Exercise task —
Write out each entry, exactly the way it appears.

==========

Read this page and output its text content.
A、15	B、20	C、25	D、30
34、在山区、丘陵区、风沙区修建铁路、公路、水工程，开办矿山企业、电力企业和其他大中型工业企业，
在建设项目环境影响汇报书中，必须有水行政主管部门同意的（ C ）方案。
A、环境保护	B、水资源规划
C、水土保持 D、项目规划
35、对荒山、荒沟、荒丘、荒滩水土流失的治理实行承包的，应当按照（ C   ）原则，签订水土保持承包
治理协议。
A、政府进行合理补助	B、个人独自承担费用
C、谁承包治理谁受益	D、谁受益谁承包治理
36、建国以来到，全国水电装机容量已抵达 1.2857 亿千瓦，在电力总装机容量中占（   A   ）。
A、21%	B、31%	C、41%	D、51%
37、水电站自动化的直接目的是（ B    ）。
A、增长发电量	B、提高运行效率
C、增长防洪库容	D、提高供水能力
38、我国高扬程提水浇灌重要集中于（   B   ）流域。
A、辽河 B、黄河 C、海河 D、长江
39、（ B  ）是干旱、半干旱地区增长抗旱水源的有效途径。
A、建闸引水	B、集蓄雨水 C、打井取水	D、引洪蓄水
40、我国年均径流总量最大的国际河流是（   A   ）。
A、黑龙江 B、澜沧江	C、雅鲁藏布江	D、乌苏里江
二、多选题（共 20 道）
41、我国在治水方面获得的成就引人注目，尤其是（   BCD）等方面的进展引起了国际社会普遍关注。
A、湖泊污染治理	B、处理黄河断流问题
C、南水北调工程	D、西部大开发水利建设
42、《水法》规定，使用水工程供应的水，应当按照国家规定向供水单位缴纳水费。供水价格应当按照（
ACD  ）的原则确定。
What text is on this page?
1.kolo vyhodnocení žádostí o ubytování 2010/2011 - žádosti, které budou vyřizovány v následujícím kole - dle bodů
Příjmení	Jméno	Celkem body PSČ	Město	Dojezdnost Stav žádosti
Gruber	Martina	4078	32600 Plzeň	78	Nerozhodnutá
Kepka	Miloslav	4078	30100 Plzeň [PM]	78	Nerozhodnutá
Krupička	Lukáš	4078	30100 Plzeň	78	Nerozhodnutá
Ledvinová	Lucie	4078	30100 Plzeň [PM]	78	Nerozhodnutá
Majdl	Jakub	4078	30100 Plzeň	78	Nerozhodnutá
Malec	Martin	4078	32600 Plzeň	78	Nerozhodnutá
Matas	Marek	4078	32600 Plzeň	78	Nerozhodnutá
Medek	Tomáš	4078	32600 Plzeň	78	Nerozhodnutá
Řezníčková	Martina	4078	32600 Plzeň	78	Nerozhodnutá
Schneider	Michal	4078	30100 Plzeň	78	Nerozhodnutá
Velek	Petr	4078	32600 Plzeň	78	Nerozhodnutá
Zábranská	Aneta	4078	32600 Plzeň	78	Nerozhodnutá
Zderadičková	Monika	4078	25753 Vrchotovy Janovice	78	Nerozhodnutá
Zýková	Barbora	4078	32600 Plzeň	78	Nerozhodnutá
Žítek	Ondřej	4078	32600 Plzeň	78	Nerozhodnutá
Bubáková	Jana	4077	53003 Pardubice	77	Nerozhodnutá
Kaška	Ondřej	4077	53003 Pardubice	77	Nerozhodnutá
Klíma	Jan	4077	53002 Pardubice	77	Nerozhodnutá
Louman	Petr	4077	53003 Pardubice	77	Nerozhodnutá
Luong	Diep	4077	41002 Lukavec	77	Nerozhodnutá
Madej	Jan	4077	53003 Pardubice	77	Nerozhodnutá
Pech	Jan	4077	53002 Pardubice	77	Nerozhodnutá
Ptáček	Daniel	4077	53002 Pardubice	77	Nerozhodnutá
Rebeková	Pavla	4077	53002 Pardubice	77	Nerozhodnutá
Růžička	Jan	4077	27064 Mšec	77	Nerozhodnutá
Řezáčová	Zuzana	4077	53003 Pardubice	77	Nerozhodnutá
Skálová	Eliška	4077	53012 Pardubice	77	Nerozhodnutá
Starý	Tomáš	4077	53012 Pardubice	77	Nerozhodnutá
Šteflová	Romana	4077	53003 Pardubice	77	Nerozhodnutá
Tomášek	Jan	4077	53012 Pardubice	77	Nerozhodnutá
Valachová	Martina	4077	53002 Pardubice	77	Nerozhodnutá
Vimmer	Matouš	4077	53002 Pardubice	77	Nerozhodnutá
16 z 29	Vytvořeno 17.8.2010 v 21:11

==========

Answer to this exercise —
Read this page and output its text content.
A、15	B、20	C、25	D、30
34、在山区、丘陵区、风沙区修建铁路、公路、水工程，开办矿山企业、电力企业和其他大中型工业企业，
在建设项目环境影响汇报书中，必须有水行政主管部门同意的（ C ）方案。
A、环境保护	B、水资源规划
C、水土保持 D、项目规划
35、对荒山、荒沟、荒丘、荒滩水土流失的治理实行承包的，应当按照（ C   ）原则，签订水土保持承包
治理协议。
A、政府进行合理补助	B、个人独自承担费用
C、谁承包治理谁受益	D、谁受益谁承包治理
36、建国以来到，全国水电装机容量已抵达 1.2857 亿千瓦，在电力总装机容量中占（   A   ）。
A、21%	B、31%	C、41%	D、51%
37、水电站自动化的直接目的是（ B    ）。
A、增长发电量	B、提高运行效率
C、增长防洪库容	D、提高供水能力
38、我国高扬程提水浇灌重要集中于（   B   ）流域。
A、辽河 B、黄河 C、海河 D、长江
39、（ B  ）是干旱、半干旱地区增长抗旱水源的有效途径。
A、建闸引水	B、集蓄雨水 C、打井取水	D、引洪蓄水
40、我国年均径流总量最大的国际河流是（   A   ）。
A、黑龙江 B、澜沧江	C、雅鲁藏布江	D、乌苏里江
二、多选题（共 20 道）
41、我国在治水方面获得的成就引人注目，尤其是（   BCD）等方面的进展引起了国际社会普遍关注。
A、湖泊污染治理	B、处理黄河断流问题
C、南水北调工程	D、西部大开发水利建设
42、《水法》规定，使用水工程供应的水，应当按照国家规定向供水单位缴纳水费。供水价格应当按照（
ACD  ）的原则确定。
What text is on this page?
1.kolo vyhodnocení žádostí o ubytování 2010/2011 - žádosti, které budou vyřizovány v následujícím kole - dle bodů
Příjmení	Jméno	Celkem body PSČ	Město	Dojezdnost Stav žádosti
Gruber	Martina	4078	32600 Plzeň	78	Nerozhodnutá
Kepka	Miloslav	4078	30100 Plzeň [PM]	78	Nerozhodnutá
Krupička	Lukáš	4078	30100 Plzeň	78	Nerozhodnutá
Ledvinová	Lucie	4078	30100 Plzeň [PM]	78	Nerozhodnutá
Majdl	Jakub	4078	30100 Plzeň	78	Nerozhodnutá
Malec	Martin	4078	32600 Plzeň	78	Nerozhodnutá
Matas	Marek	4078	32600 Plzeň	78	Nerozhodnutá
Medek	Tomáš	4078	32600 Plzeň	78	Nerozhodnutá
Řezníčková	Martina	4078	32600 Plzeň	78	Nerozhodnutá
Schneider	Michal	4078	30100 Plzeň	78	Nerozhodnutá
Velek	Petr	4078	32600 Plzeň	78	Nerozhodnutá
Zábranská	Aneta	4078	32600 Plzeň	78	Nerozhodnutá
Zderadičková	Monika	4078	25753 Vrchotovy Janovice	78	Nerozhodnutá
Zýková	Barbora	4078	32600 Plzeň	78	Nerozhodnutá
Žítek	Ondřej	4078	32600 Plzeň	78	Nerozhodnutá
Bubáková	Jana	4077	53003 Pardubice	77	Nerozhodnutá
Kaška	Ondřej	4077	53003 Pardubice	77	Nerozhodnutá
Klíma	Jan	4077	53002 Pardubice	77	Nerozhodnutá
Louman	Petr	4077	53003 Pardubice	77	Nerozhodnutá
Luong	Diep	4077	41002 Lukavec	77	Nerozhodnutá
Madej	Jan	4077	53003 Pardubice	77	Nerozhodnutá
Pech	Jan	4077	53002 Pardubice	77	Nerozhodnutá
Ptáček	Daniel	4077	53002 Pardubice	77	Nerozhodnutá
Rebeková	Pavla	4077	53002 Pardubice	77	Nerozhodnutá
Růžička	Jan	4077	27064 Mšec	77	Nerozhodnutá
Řezáčová	Zuzana	4077	53003 Pardubice	77	Nerozhodnutá
Skálová	Eliška	4077	53012 Pardubice	77	Nerozhodnutá
Starý	Tomáš	4077	53012 Pardubice	77	Nerozhodnutá
Šteflová	Romana	4077	53003 Pardubice	77	Nerozhodnutá
Tomášek	Jan	4077	53012 Pardubice	77	Nerozhodnutá
Valachová	Martina	4077	53002 Pardubice	77	Nerozhodnutá
Vimmer	Matouš	4077	53002 Pardubice	77	Nerozhodnutá
16 z 29	Vytvořeno 17.8.2010 v 21:11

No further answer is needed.